§ INSTRUCTIONS TO FOLLOW:
Return each line that holds the word "this".

Items from a figure collection:
===============
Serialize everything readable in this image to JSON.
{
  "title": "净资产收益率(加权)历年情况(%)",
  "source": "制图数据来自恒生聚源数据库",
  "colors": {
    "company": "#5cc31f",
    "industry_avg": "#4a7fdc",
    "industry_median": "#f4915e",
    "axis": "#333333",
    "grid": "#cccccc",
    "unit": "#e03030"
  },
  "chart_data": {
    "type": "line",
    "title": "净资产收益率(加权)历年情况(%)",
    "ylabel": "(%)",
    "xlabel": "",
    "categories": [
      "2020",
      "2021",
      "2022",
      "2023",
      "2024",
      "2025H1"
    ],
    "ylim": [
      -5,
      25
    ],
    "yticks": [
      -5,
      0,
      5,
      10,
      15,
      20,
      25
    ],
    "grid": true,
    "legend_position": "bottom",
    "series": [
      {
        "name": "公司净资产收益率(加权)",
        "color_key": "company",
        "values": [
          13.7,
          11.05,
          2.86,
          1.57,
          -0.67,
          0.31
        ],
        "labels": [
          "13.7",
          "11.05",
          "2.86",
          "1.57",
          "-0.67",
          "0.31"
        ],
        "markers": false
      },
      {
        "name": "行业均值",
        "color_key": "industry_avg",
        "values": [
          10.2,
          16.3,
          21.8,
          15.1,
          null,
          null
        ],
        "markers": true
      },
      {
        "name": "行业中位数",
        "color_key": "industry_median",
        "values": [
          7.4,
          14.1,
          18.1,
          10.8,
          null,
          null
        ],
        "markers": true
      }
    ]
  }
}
===============
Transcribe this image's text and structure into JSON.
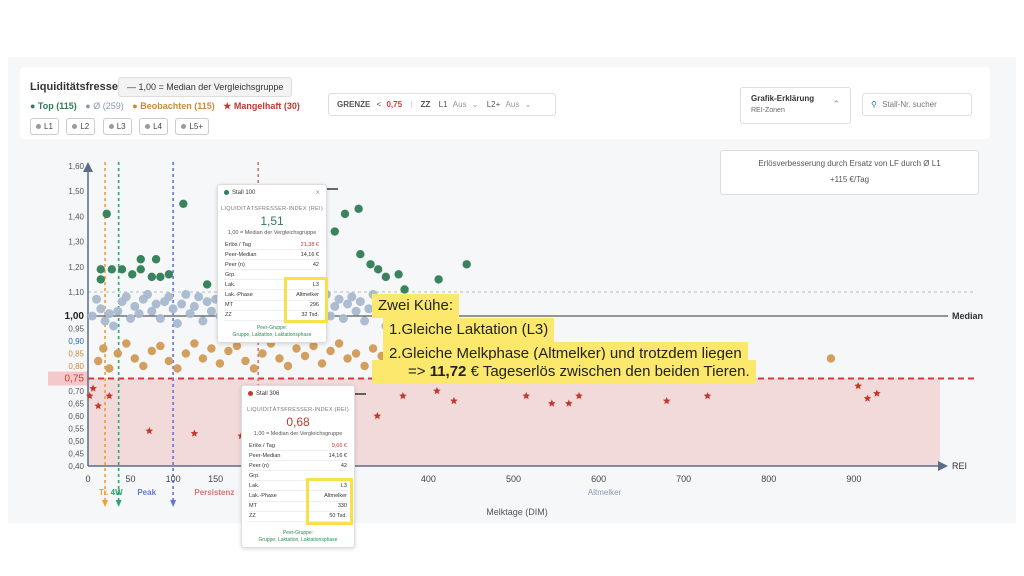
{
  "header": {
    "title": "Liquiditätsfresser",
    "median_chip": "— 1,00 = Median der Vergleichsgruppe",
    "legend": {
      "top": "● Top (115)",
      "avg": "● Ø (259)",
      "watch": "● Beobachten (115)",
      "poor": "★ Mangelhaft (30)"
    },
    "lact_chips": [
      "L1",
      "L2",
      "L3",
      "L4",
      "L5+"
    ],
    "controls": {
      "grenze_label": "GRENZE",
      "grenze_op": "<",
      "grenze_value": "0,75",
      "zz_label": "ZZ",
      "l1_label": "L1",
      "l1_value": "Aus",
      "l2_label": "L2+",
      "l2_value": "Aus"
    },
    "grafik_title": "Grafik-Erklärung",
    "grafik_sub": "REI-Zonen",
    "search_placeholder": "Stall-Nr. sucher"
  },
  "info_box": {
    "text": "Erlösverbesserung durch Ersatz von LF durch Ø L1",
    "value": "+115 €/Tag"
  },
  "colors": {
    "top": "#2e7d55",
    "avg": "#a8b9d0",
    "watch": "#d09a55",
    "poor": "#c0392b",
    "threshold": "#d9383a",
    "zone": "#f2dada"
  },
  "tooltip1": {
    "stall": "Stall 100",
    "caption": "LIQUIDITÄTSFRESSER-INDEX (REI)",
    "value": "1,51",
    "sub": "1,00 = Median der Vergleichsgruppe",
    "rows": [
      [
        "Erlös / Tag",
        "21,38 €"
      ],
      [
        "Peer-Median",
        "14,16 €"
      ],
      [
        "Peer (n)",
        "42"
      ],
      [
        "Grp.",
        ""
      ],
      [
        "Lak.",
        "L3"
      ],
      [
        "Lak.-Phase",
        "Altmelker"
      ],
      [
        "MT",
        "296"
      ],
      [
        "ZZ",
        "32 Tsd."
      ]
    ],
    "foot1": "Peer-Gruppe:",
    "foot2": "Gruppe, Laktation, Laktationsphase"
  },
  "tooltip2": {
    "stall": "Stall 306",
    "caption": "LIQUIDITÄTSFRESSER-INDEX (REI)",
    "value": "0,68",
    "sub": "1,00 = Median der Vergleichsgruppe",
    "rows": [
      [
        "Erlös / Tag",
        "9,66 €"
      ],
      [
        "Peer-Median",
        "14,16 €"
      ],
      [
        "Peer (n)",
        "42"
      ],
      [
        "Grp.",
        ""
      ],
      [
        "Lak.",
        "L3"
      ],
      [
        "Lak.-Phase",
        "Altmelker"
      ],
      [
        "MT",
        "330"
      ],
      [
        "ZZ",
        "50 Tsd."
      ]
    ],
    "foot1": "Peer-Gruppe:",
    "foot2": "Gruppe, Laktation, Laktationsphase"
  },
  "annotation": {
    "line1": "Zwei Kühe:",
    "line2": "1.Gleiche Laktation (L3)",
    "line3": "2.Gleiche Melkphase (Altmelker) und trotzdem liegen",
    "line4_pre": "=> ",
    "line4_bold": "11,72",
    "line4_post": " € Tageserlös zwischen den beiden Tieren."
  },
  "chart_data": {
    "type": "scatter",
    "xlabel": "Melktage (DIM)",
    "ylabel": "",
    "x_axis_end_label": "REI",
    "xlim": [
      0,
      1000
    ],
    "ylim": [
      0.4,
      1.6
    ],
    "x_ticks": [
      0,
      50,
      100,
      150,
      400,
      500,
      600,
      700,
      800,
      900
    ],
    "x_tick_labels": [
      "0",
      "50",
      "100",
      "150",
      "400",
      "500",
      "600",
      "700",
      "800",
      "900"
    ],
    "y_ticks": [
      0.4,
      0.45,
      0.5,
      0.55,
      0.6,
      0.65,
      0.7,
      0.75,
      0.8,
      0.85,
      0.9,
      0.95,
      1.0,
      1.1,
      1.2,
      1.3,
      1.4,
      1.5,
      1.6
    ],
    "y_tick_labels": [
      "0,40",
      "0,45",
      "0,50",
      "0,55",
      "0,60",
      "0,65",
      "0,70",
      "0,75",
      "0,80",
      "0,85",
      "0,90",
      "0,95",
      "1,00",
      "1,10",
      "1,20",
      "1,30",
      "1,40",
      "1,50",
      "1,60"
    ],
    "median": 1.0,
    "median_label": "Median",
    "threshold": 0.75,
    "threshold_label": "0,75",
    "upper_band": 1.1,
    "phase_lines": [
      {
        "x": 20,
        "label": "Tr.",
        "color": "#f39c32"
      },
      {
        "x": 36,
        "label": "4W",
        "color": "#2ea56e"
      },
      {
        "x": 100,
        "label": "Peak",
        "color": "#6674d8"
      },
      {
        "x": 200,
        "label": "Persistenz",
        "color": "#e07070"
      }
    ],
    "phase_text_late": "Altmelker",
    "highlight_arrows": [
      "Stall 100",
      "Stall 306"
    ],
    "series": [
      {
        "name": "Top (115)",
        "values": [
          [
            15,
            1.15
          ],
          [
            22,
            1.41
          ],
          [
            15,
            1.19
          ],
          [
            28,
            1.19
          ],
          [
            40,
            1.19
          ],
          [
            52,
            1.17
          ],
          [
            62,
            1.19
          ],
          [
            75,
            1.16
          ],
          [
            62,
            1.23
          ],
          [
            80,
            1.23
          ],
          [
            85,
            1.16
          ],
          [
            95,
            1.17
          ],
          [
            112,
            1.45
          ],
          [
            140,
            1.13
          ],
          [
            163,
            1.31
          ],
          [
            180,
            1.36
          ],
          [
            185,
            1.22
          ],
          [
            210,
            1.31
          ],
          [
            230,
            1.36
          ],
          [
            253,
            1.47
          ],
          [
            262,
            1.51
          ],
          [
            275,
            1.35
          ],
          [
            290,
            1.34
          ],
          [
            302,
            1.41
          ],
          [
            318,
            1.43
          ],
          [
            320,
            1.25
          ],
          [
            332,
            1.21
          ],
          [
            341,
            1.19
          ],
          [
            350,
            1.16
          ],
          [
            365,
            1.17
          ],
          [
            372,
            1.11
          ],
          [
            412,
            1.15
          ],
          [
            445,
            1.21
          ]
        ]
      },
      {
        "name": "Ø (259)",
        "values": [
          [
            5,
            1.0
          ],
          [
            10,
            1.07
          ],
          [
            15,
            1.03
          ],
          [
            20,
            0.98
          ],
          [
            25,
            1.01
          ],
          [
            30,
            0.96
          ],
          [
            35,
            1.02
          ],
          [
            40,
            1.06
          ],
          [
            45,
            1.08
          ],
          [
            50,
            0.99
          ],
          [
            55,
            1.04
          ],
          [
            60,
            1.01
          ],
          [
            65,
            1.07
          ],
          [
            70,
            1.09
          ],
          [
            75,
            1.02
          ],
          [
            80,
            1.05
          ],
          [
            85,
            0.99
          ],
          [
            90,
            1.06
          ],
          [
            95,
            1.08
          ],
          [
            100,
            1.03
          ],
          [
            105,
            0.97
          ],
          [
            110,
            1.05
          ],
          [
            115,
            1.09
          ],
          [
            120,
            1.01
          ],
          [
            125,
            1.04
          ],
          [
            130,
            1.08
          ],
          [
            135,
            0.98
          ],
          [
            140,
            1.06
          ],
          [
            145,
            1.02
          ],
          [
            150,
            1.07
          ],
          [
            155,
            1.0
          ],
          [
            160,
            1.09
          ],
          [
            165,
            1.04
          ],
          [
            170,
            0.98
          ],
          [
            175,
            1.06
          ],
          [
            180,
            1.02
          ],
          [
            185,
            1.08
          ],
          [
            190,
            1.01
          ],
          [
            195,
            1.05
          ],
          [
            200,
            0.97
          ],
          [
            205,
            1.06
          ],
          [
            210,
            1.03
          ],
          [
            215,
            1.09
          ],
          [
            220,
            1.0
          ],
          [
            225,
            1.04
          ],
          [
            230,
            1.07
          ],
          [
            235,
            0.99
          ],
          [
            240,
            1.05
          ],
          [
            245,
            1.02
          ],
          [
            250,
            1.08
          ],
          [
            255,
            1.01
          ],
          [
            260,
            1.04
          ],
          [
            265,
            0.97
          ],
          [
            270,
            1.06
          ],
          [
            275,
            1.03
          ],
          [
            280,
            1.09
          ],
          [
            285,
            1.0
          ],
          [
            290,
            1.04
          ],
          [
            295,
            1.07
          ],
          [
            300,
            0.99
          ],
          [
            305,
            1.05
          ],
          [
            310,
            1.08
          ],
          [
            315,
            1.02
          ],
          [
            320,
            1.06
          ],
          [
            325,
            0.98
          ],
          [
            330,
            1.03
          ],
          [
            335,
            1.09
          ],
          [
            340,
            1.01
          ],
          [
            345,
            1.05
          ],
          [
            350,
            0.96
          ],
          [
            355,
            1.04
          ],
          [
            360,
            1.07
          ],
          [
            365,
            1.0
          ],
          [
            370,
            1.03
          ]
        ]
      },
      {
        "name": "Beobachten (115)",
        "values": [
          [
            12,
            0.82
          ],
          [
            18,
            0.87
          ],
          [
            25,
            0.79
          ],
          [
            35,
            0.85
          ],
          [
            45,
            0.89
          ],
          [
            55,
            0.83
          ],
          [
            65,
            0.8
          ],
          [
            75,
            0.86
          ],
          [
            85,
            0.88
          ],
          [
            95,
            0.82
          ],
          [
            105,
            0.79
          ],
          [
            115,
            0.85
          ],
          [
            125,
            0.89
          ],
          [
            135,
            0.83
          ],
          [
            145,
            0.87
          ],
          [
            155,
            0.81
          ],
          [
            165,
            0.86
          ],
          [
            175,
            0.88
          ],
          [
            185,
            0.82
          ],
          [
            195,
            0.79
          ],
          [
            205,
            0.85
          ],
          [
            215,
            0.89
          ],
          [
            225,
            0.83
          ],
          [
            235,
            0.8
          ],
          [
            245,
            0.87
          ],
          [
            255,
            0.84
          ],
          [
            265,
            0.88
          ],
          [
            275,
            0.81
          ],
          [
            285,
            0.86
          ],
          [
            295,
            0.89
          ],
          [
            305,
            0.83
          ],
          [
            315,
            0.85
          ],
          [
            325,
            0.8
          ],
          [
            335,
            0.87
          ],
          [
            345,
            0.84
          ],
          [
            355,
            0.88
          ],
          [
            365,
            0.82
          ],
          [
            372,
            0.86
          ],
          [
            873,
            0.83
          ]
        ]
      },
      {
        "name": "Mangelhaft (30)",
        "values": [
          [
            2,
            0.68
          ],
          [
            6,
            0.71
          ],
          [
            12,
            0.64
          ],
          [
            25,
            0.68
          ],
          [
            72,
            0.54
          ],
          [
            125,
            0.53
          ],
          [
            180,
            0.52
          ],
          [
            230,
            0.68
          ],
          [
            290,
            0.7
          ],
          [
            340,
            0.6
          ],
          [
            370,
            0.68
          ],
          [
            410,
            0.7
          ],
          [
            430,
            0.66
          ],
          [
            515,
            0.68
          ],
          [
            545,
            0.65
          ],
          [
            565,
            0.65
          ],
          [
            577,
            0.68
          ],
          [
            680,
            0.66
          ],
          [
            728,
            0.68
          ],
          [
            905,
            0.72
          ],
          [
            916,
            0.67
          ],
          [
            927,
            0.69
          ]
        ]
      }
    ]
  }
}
===============
§ FULL ANSWER:
Serialize everything readable in this image to JSON.
Transcribe this image's text and structure into JSON.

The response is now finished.